:: Reading text ::
*** Begin section ***

Abstract

Important results are emerging from clinical trials showing that surgery followed by chemotherapy might not be the optimal strategy to maximise a patient's chance of survival from triple-negative or HER2-positive breast cancers. Administering chemotherapy before surgery provides an opportunity to directly observe the efficacy of a particular chemotherapy regimen. Patients who have extensive residual invasive cancer after neoadjuvant chemotherapy are at a high risk of recurrence for metastatic disease, which, in turn, make these patients ideal candidates for clinical trials. Two important clinical trials, CREATE-X (UMIN000000843) and KATHERINE (NCT01772472), have shown improved disease-free survival with postoperative capecitabine and ado-trastuzumab emtansine in patients with either triple-negative or HER2-positive breast cancer who had residual disease after neoadjuvant chemotherapy. The opportunity for residual-disease guided therapy, as observed in these trials, is lost when patients undergo surgery first. In this Personal View, we discuss the clinical implications of the CREATE-X and KATHERINE trials and place them into context with other developments in the adjuvant setting of early-stage breast cancer. We suggest that neoadjuvant systemic therapy should be considered as the new standard of care for HER2-positive and oestrogen receptor negative breast cancer, even for patients who present with operable (T1 or T2) disease.

*** End section ***

:: Dataset content ::
*** Begin section ***

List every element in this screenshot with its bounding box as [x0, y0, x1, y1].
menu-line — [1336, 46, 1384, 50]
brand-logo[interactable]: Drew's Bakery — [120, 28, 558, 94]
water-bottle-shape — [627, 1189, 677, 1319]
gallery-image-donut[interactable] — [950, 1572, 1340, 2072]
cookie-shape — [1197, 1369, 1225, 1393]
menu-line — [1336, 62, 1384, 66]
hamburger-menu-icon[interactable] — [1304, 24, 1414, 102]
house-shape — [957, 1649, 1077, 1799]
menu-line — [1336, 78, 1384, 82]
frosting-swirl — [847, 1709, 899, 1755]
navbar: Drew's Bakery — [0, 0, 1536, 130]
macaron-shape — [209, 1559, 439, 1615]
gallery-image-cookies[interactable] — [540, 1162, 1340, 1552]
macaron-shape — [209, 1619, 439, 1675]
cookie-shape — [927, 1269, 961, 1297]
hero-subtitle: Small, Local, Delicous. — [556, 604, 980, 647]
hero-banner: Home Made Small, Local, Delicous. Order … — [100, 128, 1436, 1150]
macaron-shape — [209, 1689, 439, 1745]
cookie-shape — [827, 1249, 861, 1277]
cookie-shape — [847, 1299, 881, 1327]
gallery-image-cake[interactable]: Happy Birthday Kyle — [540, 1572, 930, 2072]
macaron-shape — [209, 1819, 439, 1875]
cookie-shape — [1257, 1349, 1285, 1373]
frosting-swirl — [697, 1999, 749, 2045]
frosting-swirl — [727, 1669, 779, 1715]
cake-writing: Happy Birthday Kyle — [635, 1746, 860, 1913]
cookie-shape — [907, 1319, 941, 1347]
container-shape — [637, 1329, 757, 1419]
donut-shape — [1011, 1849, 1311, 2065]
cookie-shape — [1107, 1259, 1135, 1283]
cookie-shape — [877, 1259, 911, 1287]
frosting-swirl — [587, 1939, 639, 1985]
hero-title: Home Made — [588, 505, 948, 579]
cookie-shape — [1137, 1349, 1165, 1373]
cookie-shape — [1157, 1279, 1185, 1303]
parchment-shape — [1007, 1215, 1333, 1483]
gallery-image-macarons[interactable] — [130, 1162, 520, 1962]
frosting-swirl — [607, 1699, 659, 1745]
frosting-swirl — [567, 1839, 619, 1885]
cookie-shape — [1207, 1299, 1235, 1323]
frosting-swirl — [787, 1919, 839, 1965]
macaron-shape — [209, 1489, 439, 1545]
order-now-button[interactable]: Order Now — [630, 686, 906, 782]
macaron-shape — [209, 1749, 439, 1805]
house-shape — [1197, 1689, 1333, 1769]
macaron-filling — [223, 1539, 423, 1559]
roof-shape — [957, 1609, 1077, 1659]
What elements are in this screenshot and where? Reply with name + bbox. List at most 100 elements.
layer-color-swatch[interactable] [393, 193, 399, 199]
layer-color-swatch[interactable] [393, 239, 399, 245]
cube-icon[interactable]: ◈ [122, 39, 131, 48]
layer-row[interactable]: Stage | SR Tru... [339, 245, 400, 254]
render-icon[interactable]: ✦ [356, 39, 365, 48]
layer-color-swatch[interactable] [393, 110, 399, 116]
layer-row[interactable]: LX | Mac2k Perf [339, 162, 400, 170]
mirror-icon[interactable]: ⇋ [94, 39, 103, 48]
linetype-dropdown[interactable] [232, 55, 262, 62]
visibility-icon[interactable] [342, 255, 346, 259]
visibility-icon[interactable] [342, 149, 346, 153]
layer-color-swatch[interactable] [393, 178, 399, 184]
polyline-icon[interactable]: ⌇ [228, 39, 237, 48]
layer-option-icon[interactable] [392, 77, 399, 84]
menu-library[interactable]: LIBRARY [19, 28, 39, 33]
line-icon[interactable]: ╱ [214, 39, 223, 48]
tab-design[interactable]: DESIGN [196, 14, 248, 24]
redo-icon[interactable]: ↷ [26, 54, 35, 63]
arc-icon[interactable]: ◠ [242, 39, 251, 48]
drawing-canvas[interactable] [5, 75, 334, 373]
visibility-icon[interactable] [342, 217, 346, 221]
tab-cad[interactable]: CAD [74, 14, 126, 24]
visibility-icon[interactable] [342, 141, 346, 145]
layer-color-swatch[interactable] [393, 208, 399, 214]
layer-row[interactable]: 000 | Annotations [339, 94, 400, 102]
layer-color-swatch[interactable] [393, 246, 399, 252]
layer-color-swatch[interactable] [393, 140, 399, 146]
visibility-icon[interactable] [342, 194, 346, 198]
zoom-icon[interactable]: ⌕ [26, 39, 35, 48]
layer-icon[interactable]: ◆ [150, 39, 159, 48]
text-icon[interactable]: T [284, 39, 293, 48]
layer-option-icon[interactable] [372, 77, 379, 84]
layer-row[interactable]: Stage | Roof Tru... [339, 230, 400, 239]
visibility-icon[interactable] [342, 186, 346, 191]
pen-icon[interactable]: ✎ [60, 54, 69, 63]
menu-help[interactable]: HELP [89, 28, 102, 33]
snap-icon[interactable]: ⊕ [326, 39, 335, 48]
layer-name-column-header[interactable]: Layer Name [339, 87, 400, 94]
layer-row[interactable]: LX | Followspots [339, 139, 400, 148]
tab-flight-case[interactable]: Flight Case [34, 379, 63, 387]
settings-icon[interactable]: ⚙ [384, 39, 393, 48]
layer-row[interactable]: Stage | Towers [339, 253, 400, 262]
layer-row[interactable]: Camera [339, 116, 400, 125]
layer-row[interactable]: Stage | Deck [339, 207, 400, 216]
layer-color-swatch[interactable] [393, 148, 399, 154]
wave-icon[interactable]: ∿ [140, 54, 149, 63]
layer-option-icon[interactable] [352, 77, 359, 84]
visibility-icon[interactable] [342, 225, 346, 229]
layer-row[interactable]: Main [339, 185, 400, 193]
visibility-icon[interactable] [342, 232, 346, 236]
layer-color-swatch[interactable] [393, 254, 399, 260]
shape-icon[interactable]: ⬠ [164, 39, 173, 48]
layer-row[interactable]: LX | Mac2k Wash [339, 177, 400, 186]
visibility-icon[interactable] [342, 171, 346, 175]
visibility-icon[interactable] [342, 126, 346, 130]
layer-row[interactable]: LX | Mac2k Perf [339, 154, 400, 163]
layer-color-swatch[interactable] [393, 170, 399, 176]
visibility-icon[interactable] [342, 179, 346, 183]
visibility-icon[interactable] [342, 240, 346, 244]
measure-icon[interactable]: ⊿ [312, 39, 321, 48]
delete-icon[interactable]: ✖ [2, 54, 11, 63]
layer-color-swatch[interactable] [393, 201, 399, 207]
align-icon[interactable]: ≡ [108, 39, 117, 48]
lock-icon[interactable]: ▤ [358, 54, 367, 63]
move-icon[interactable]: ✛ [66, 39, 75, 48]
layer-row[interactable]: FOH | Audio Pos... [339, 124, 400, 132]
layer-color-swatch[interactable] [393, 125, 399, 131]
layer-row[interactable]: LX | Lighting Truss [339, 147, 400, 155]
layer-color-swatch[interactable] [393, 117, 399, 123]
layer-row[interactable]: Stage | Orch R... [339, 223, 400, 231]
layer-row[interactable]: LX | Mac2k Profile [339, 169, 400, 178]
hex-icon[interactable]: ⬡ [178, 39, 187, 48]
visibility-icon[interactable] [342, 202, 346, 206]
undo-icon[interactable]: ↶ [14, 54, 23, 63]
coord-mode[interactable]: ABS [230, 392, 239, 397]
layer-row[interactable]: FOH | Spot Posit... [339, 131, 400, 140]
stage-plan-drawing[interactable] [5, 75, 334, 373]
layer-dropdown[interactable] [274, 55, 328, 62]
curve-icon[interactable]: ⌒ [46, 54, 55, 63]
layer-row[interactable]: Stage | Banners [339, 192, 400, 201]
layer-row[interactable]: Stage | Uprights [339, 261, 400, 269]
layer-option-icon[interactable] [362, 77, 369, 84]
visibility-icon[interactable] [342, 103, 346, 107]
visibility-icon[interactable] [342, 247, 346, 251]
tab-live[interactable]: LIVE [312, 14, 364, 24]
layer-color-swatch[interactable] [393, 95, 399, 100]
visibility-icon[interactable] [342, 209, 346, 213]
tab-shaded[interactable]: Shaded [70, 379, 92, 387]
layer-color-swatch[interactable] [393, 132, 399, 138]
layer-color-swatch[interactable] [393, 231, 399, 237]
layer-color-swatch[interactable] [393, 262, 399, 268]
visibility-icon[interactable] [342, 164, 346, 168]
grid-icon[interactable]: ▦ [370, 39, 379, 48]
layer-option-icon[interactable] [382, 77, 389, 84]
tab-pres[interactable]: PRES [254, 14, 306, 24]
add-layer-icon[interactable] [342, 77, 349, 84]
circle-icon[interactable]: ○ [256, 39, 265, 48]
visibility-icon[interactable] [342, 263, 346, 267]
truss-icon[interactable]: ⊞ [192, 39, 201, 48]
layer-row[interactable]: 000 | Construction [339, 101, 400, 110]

*** End section ***

:: Work task ::
Please translate this sentence from the abstract into Spanish: "Administering chemotherapy before surgery provides an opportunity to directly observe the efficacy of a particular chemotherapy regimen."

:: Completed exercise ::
Administrar quimioterapia antes de la cirugía ofrece la oportunidad de observar directamente la eficacia de un régimen de quimioterapia concreto.